** Start **

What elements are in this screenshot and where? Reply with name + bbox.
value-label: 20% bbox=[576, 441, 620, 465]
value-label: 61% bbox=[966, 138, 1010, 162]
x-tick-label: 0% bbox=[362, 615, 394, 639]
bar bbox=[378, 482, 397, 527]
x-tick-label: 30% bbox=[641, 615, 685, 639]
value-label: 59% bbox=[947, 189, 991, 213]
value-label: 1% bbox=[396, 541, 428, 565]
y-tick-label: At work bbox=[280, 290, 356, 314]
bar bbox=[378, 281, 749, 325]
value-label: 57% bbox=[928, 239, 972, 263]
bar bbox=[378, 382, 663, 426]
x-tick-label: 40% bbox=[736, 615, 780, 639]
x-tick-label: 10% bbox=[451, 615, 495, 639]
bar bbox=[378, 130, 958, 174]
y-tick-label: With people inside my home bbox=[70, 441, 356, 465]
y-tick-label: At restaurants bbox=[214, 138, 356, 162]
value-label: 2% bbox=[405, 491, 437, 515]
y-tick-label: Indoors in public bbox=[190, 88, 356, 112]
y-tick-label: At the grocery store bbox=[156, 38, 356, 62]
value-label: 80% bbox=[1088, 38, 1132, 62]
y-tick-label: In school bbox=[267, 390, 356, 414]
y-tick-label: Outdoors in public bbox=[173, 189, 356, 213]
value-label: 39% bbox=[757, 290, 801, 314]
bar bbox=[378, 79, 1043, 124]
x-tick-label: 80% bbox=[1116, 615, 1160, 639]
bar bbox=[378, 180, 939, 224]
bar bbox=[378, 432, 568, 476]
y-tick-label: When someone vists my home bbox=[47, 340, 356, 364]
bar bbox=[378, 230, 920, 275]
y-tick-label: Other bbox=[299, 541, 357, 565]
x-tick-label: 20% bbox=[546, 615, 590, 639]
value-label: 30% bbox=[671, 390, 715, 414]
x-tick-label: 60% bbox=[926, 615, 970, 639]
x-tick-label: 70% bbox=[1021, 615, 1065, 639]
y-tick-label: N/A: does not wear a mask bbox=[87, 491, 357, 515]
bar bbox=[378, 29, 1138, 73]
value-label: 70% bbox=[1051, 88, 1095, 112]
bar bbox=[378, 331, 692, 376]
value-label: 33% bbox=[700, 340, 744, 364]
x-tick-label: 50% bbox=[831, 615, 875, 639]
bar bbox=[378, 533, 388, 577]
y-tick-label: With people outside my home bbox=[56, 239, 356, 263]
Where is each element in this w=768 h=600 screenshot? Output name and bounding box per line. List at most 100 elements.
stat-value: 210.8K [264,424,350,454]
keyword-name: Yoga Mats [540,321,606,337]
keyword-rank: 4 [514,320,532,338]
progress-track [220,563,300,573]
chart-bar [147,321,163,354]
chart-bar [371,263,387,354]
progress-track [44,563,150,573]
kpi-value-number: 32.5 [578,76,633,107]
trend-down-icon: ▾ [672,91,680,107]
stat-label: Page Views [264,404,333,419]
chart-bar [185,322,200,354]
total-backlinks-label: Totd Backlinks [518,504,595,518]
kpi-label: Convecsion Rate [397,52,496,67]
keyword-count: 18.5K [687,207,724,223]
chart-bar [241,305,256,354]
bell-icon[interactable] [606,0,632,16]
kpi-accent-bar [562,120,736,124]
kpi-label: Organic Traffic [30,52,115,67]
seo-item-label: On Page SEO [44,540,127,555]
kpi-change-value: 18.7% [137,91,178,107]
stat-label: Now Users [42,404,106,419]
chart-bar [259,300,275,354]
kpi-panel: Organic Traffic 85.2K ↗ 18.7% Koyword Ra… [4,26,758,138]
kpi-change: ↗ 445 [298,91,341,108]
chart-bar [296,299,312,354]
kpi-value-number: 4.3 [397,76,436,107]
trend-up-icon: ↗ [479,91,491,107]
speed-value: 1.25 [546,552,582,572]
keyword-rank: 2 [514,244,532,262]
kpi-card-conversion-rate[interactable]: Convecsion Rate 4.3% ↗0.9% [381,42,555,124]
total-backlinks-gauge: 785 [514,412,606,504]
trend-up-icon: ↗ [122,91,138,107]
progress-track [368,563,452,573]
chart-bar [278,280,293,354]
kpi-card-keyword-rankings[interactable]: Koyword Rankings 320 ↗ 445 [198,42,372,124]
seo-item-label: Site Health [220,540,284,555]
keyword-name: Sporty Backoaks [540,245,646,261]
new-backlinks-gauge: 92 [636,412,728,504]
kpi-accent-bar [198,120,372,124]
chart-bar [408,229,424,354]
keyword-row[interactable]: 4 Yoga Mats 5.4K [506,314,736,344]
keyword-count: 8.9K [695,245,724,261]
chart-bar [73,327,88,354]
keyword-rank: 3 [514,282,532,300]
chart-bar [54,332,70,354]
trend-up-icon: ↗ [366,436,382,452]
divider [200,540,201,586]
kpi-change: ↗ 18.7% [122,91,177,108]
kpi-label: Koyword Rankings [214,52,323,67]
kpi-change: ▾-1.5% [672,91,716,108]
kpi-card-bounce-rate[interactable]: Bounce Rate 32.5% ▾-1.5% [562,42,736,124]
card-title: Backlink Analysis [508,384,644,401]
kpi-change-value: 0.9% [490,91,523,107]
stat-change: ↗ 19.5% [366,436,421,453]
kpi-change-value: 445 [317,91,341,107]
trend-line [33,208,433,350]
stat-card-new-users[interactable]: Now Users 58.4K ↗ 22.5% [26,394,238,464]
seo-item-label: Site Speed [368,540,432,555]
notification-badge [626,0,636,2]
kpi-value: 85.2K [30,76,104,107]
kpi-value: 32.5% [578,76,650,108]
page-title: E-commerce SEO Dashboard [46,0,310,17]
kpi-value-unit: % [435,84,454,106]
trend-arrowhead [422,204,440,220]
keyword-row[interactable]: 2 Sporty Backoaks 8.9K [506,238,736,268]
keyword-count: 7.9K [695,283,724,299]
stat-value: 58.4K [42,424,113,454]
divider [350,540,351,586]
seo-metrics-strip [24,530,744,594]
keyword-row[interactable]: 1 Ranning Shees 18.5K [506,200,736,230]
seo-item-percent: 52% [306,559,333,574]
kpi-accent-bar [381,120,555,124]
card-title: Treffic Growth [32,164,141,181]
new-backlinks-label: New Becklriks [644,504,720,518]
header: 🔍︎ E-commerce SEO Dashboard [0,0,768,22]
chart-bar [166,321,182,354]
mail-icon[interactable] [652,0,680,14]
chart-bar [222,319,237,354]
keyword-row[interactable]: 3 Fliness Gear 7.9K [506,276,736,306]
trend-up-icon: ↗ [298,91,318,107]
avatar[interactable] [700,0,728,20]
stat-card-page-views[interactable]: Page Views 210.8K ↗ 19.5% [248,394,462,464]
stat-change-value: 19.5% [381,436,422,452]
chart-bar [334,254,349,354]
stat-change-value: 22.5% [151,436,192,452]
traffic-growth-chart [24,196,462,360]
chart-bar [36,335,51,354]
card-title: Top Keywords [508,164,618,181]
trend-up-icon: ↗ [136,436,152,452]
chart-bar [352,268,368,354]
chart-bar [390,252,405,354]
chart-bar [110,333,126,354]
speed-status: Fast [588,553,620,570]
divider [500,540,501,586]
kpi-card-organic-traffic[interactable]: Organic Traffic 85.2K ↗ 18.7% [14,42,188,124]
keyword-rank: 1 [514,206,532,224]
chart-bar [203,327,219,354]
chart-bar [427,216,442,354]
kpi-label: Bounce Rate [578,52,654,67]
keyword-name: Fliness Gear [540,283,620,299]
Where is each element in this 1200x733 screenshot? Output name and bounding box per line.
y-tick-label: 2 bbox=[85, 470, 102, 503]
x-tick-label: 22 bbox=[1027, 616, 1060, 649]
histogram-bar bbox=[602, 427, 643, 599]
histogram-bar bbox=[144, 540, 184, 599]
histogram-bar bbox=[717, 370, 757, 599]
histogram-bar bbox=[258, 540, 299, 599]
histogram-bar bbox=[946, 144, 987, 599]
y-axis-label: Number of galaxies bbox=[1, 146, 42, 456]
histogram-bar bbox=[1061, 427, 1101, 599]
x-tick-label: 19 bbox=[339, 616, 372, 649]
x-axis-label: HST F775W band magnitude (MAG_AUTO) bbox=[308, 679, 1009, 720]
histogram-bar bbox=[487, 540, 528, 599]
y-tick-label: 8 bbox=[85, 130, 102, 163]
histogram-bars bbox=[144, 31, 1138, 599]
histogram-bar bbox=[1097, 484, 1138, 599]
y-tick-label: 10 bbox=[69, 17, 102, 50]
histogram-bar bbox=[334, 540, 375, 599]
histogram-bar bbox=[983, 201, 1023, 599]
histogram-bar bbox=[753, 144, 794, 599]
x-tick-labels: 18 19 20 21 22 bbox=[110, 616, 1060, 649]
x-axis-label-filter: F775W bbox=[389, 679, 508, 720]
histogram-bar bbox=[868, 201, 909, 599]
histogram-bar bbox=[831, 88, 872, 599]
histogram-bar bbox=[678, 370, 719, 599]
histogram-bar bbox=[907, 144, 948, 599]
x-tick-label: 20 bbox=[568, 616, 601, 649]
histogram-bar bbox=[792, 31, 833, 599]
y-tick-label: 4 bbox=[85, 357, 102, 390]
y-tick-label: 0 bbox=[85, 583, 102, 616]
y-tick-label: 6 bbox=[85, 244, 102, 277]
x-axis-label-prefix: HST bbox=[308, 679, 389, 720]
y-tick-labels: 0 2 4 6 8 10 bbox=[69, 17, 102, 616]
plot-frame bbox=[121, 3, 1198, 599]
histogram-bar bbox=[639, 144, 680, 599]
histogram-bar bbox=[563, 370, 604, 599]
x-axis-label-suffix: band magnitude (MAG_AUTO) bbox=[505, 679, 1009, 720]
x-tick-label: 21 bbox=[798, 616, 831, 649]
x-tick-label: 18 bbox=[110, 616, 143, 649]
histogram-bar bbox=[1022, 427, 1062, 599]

** End **

• Directions for this task
Take the records from their first line through the line containing "y-tick-label: With people inside", and reproduce those lines with "value-label" changed to "data-label" and nothing else altered.

• Reply
What elements are in this screenshot and where? Reply with name + bbox.
data-label: 20% bbox=[576, 441, 620, 465]
data-label: 61% bbox=[966, 138, 1010, 162]
x-tick-label: 0% bbox=[362, 615, 394, 639]
bar bbox=[378, 482, 397, 527]
x-tick-label: 30% bbox=[641, 615, 685, 639]
data-label: 59% bbox=[947, 189, 991, 213]
data-label: 1% bbox=[396, 541, 428, 565]
y-tick-label: At work bbox=[280, 290, 356, 314]
bar bbox=[378, 281, 749, 325]
data-label: 57% bbox=[928, 239, 972, 263]
bar bbox=[378, 382, 663, 426]
x-tick-label: 40% bbox=[736, 615, 780, 639]
x-tick-label: 10% bbox=[451, 615, 495, 639]
bar bbox=[378, 130, 958, 174]
y-tick-label: With people inside my home bbox=[70, 441, 356, 465]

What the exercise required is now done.